Begin Task input

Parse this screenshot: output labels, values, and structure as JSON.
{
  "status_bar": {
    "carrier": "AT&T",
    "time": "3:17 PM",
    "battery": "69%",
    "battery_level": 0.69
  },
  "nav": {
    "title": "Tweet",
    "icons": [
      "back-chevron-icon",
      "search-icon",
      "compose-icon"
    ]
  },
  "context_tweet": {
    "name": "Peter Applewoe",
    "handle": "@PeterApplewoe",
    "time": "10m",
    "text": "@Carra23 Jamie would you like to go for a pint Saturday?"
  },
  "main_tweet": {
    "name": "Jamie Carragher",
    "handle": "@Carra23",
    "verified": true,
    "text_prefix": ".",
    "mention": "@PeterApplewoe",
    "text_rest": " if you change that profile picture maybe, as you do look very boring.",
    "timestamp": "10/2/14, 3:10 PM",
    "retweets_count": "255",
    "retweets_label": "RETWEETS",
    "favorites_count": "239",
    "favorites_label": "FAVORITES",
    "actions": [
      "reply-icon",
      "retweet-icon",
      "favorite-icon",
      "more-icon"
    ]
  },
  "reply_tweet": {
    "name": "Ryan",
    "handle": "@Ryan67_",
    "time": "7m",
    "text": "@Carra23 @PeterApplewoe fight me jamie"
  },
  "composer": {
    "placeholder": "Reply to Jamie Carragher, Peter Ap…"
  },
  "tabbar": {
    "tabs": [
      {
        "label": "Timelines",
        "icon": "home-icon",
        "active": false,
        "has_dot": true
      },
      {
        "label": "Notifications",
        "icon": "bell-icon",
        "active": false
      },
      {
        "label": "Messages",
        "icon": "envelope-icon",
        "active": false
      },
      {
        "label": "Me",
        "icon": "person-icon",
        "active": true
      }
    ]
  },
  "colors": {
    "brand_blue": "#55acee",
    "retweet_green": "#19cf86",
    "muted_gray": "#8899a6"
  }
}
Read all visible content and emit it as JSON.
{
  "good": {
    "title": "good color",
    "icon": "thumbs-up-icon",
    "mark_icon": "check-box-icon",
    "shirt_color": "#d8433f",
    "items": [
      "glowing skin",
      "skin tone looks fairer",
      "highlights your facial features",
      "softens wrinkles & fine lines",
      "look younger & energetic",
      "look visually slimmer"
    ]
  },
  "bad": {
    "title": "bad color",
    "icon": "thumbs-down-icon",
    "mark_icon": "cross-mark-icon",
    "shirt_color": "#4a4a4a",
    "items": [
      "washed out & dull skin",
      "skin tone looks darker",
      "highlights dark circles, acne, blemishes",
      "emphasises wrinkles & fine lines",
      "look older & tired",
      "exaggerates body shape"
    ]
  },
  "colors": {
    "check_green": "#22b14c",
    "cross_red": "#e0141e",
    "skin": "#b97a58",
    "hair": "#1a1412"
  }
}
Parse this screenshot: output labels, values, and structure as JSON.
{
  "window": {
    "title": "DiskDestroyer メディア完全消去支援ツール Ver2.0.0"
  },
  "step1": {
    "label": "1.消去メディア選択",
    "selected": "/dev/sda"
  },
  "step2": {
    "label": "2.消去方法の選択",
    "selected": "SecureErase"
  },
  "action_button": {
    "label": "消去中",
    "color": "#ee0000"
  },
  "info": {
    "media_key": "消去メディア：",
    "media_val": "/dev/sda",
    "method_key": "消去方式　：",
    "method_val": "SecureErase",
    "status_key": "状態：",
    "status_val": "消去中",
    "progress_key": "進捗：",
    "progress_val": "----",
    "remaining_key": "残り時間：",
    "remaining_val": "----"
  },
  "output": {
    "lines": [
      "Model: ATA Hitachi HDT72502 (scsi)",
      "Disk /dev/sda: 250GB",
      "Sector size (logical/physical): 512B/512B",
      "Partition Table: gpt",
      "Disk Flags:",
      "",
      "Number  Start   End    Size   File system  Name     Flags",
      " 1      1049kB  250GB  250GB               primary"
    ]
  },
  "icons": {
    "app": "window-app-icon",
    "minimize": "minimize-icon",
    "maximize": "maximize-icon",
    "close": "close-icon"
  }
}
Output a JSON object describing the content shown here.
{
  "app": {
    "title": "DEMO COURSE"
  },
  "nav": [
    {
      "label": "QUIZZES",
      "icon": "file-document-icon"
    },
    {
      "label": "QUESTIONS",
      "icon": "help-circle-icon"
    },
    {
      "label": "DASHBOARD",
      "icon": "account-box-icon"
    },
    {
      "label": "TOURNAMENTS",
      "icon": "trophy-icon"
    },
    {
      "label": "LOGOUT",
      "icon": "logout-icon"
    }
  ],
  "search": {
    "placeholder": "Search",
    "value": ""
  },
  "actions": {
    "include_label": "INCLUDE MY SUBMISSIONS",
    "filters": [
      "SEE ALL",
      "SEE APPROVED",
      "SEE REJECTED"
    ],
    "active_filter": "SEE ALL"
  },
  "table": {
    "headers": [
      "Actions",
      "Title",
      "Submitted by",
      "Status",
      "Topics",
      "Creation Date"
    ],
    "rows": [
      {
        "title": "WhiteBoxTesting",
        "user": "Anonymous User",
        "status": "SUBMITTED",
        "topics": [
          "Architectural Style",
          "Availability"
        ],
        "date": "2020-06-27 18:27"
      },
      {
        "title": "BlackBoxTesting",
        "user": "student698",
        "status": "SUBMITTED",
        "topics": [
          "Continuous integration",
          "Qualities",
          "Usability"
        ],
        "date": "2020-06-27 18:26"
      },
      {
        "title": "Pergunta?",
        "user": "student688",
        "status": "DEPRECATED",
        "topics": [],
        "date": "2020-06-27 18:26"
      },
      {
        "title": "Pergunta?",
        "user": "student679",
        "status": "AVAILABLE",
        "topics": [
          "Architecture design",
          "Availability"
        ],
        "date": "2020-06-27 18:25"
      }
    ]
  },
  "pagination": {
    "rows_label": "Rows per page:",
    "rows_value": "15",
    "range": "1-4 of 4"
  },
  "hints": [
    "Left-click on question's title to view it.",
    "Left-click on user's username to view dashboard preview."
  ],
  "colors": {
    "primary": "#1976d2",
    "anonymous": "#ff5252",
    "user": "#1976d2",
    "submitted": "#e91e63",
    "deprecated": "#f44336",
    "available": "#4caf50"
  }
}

End Task input

Stated problem: Reproduce the listing in full. Keep it exactly as written.

Solution to this problem:
Parse this screenshot: output labels, values, and structure as JSON.
{
  "status_bar": {
    "carrier": "AT&T",
    "time": "3:17 PM",
    "battery": "69%",
    "battery_level": 0.69
  },
  "nav": {
    "title": "Tweet",
    "icons": [
      "back-chevron-icon",
      "search-icon",
      "compose-icon"
    ]
  },
  "context_tweet": {
    "name": "Peter Applewoe",
    "handle": "@PeterApplewoe",
    "time": "10m",
    "text": "@Carra23 Jamie would you like to go for a pint Saturday?"
  },
  "main_tweet": {
    "name": "Jamie Carragher",
    "handle": "@Carra23",
    "verified": true,
    "text_prefix": ".",
    "mention": "@PeterApplewoe",
    "text_rest": " if you change that profile picture maybe, as you do look very boring.",
    "timestamp": "10/2/14, 3:10 PM",
    "retweets_count": "255",
    "retweets_label": "RETWEETS",
    "favorites_count": "239",
    "favorites_label": "FAVORITES",
    "actions": [
      "reply-icon",
      "retweet-icon",
      "favorite-icon",
      "more-icon"
    ]
  },
  "reply_tweet": {
    "name": "Ryan",
    "handle": "@Ryan67_",
    "time": "7m",
    "text": "@Carra23 @PeterApplewoe fight me jamie"
  },
  "composer": {
    "placeholder": "Reply to Jamie Carragher, Peter Ap…"
  },
  "tabbar": {
    "tabs": [
      {
        "label": "Timelines",
        "icon": "home-icon",
        "active": false,
        "has_dot": true
      },
      {
        "label": "Notifications",
        "icon": "bell-icon",
        "active": false
      },
      {
        "label": "Messages",
        "icon": "envelope-icon",
        "active": false
      },
      {
        "label": "Me",
        "icon": "person-icon",
        "active": true
      }
    ]
  },
  "colors": {
    "brand_blue": "#55acee",
    "retweet_green": "#19cf86",
    "muted_gray": "#8899a6"
  }
}
Read all visible content and emit it as JSON.
{
  "good": {
    "title": "good color",
    "icon": "thumbs-up-icon",
    "mark_icon": "check-box-icon",
    "shirt_color": "#d8433f",
    "items": [
      "glowing skin",
      "skin tone looks fairer",
      "highlights your facial features",
      "softens wrinkles & fine lines",
      "look younger & energetic",
      "look visually slimmer"
    ]
  },
  "bad": {
    "title": "bad color",
    "icon": "thumbs-down-icon",
    "mark_icon": "cross-mark-icon",
    "shirt_color": "#4a4a4a",
    "items": [
      "washed out & dull skin",
      "skin tone looks darker",
      "highlights dark circles, acne, blemishes",
      "emphasises wrinkles & fine lines",
      "look older & tired",
      "exaggerates body shape"
    ]
  },
  "colors": {
    "check_green": "#22b14c",
    "cross_red": "#e0141e",
    "skin": "#b97a58",
    "hair": "#1a1412"
  }
}
Parse this screenshot: output labels, values, and structure as JSON.
{
  "window": {
    "title": "DiskDestroyer メディア完全消去支援ツール Ver2.0.0"
  },
  "step1": {
    "label": "1.消去メディア選択",
    "selected": "/dev/sda"
  },
  "step2": {
    "label": "2.消去方法の選択",
    "selected": "SecureErase"
  },
  "action_button": {
    "label": "消去中",
    "color": "#ee0000"
  },
  "info": {
    "media_key": "消去メディア：",
    "media_val": "/dev/sda",
    "method_key": "消去方式　：",
    "method_val": "SecureErase",
    "status_key": "状態：",
    "status_val": "消去中",
    "progress_key": "進捗：",
    "progress_val": "----",
    "remaining_key": "残り時間：",
    "remaining_val": "----"
  },
  "output": {
    "lines": [
      "Model: ATA Hitachi HDT72502 (scsi)",
      "Disk /dev/sda: 250GB",
      "Sector size (logical/physical): 512B/512B",
      "Partition Table: gpt",
      "Disk Flags:",
      "",
      "Number  Start   End    Size   File system  Name     Flags",
      " 1      1049kB  250GB  250GB               primary"
    ]
  },
  "icons": {
    "app": "window-app-icon",
    "minimize": "minimize-icon",
    "maximize": "maximize-icon",
    "close": "close-icon"
  }
}
Output a JSON object describing the content shown here.
{
  "app": {
    "title": "DEMO COURSE"
  },
  "nav": [
    {
      "label": "QUIZZES",
      "icon": "file-document-icon"
    },
    {
      "label": "QUESTIONS",
      "icon": "help-circle-icon"
    },
    {
      "label": "DASHBOARD",
      "icon": "account-box-icon"
    },
    {
      "label": "TOURNAMENTS",
      "icon": "trophy-icon"
    },
    {
      "label": "LOGOUT",
      "icon": "logout-icon"
    }
  ],
  "search": {
    "placeholder": "Search",
    "value": ""
  },
  "actions": {
    "include_label": "INCLUDE MY SUBMISSIONS",
    "filters": [
      "SEE ALL",
      "SEE APPROVED",
      "SEE REJECTED"
    ],
    "active_filter": "SEE ALL"
  },
  "table": {
    "headers": [
      "Actions",
      "Title",
      "Submitted by",
      "Status",
      "Topics",
      "Creation Date"
    ],
    "rows": [
      {
        "title": "WhiteBoxTesting",
        "user": "Anonymous User",
        "status": "SUBMITTED",
        "topics": [
          "Architectural Style",
          "Availability"
        ],
        "date": "2020-06-27 18:27"
      },
      {
        "title": "BlackBoxTesting",
        "user": "student698",
        "status": "SUBMITTED",
        "topics": [
          "Continuous integration",
          "Qualities",
          "Usability"
        ],
        "date": "2020-06-27 18:26"
      },
      {
        "title": "Pergunta?",
        "user": "student688",
        "status": "DEPRECATED",
        "topics": [],
        "date": "2020-06-27 18:26"
      },
      {
        "title": "Pergunta?",
        "user": "student679",
        "status": "AVAILABLE",
        "topics": [
          "Architecture design",
          "Availability"
        ],
        "date": "2020-06-27 18:25"
      }
    ]
  },
  "pagination": {
    "rows_label": "Rows per page:",
    "rows_value": "15",
    "range": "1-4 of 4"
  },
  "hints": [
    "Left-click on question's title to view it.",
    "Left-click on user's username to view dashboard preview."
  ],
  "colors": {
    "primary": "#1976d2",
    "anonymous": "#ff5252",
    "user": "#1976d2",
    "submitted": "#e91e63",
    "deprecated": "#f44336",
    "available": "#4caf50"
  }
}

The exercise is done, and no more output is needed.